El actor Espiga de Honor de la 63 Seminci, protagoniza la apertura del Festival

A la cuarta va la vencida. Al menos para Matt Dillon, que tras tres películas en el Festival Internacional de Cine de Valladolid («Target», en 1994; «Grace of My Heart», en 1996; y «Once In A Lifetime: The Extraordinary Story Of the New York Cosmos», en 2006) visita Valladolid en 2018, edición en la que protagoniza con Nick Nolte el filme de clausura, «Head Full of Honey», para recibir su Espiga de Honor por toda una trayectoria.

«Si hay un actor representativo del cine independiente norteamericano, ese es él, que tuvo la suerte de trabajar en los inicios de su carrera con Francis Ford Coppola», ha comentado Javier Angulo en la presentación del actor antes de que se enfrente a la alfombra verde y reciba el reconocimiento durante la Gala de Inauguración de la 63 Seminci.

Matt Dillon no se ha dejado casi nada. Además de una extensísima carrera como actor, ha ejercido de realizador en algunos cortometrajes, en un episodio de una serie de televisión («Oz», 1999), en su, hasta ahora, primer largometraje («Tras La ciudad de los fantasmas» –»City of Ghost»-, 2002) y en el documental «El gran Fellove», en el que trabaja en la actualidad. Además, en su largo de ficción también fue coguionista y en su proyecto actual ejerce como productor.

«He disfrutado de ser director de lo poco que he hecho hasta ahora. He tenido la suerte de coincidir con gente muy creativa en esos proyectos. Además, en mi vida he trabajado con gente muy buena y eso me ha ayudado en mi experiencia detrás de las cámaras», ha asegurado. Sus parabienes, sin embargo, han sido para su «City of Ghost»: «La primera película siempre tiene una carga especial en la vida de uno, porque solo hay una posible primera película. En aquella experiencia tuve la suerte de trabajar con actores extraordinarios. Nadie del equipo me decepcionó».

* **DATOS MOSTRADOS**
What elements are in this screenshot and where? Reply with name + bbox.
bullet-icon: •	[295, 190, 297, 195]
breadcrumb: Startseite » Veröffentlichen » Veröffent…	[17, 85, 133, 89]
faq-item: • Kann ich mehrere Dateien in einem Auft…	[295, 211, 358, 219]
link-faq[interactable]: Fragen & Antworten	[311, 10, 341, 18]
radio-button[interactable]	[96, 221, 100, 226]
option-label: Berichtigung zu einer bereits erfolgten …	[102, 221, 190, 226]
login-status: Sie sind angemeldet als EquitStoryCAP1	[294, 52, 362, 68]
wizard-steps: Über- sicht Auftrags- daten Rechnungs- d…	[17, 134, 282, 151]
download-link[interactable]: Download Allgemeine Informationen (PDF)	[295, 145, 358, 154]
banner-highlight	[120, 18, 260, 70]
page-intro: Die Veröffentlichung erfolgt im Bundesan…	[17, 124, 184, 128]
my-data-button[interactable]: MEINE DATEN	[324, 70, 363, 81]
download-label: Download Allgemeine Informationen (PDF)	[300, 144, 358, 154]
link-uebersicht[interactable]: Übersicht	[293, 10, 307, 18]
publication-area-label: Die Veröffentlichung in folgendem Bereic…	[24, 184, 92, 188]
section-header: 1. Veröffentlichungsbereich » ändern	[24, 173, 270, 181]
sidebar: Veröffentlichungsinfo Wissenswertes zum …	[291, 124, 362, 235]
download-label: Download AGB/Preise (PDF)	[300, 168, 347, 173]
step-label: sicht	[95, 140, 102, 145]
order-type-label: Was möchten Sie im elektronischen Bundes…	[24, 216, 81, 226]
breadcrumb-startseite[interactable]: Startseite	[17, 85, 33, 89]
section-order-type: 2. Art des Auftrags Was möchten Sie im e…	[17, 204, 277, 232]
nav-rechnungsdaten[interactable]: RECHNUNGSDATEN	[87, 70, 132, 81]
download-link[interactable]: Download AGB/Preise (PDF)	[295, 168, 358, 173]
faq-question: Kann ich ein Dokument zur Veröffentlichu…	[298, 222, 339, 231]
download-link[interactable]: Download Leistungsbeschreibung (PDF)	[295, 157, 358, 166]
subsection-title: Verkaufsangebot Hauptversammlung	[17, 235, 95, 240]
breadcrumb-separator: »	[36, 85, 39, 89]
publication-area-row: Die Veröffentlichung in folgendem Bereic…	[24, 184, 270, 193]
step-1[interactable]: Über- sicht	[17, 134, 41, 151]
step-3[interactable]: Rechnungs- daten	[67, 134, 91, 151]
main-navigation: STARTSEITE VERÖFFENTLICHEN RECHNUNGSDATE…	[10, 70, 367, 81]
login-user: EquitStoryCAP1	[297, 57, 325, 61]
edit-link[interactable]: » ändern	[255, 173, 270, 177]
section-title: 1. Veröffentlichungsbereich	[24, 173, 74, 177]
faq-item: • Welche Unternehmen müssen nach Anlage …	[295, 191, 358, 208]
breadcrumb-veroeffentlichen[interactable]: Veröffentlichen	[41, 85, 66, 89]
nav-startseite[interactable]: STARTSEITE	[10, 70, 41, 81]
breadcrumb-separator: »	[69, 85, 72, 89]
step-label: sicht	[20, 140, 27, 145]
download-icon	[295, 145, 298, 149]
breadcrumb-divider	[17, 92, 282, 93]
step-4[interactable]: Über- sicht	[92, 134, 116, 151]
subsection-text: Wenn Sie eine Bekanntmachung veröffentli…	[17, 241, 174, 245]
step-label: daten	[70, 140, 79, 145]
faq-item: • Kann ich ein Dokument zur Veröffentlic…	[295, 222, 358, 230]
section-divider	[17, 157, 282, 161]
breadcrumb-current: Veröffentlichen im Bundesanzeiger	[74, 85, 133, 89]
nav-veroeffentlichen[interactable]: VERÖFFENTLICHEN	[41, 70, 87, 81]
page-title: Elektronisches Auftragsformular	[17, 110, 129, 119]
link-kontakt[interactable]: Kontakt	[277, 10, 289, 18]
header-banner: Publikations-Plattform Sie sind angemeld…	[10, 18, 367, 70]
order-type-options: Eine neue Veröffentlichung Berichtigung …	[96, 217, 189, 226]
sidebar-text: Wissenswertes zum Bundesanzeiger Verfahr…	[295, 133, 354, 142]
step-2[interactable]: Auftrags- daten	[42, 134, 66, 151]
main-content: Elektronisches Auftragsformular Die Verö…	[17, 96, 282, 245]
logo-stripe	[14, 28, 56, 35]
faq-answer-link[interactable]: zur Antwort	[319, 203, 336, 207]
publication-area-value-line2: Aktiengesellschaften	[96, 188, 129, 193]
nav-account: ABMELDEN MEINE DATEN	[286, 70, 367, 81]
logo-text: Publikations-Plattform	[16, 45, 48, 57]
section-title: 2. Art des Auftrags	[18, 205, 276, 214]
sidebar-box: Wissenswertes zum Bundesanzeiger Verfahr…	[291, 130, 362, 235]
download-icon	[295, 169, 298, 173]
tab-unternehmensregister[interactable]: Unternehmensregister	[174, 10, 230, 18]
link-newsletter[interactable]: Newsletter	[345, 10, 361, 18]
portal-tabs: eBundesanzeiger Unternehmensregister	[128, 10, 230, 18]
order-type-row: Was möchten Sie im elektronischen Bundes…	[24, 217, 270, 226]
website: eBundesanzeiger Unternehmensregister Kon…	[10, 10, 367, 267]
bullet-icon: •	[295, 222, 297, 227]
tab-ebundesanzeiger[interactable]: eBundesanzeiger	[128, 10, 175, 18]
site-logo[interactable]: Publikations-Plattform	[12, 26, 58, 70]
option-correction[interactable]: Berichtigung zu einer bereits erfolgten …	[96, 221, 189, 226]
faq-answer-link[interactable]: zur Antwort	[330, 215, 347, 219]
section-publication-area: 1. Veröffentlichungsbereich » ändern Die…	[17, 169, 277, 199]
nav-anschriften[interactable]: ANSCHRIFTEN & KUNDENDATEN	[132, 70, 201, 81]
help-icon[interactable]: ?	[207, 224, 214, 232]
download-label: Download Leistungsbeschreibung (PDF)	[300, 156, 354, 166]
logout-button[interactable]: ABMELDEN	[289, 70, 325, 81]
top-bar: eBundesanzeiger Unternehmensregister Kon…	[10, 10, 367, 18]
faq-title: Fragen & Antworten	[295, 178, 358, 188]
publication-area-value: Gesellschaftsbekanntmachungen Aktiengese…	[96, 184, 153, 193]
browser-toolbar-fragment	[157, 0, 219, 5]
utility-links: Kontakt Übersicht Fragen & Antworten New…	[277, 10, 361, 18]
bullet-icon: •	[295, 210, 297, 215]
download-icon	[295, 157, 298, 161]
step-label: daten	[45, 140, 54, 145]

* **INSTRUCCIONES**
Reproduce literalmente el fragmento del texto sobre Matt Dillon comprendido entre «A la cuarta» y «toda una trayectoria.», ambos incluidos.

* **RESPUESTA**
A la cuarta va la vencida. Al menos para Matt Dillon, que tras tres películas en el Festival Internacional de Cine de Valladolid («Target», en 1994; «Grace of My Heart», en 1996; y «Once In A Lifetime: The Extraordinary Story Of the New York Cosmos», en 2006) visita Valladolid en 2018, edición en la que protagoniza con Nick Nolte el filme de clausura, «Head Full of Honey», para recibir su Espiga de Honor por toda una trayectoria.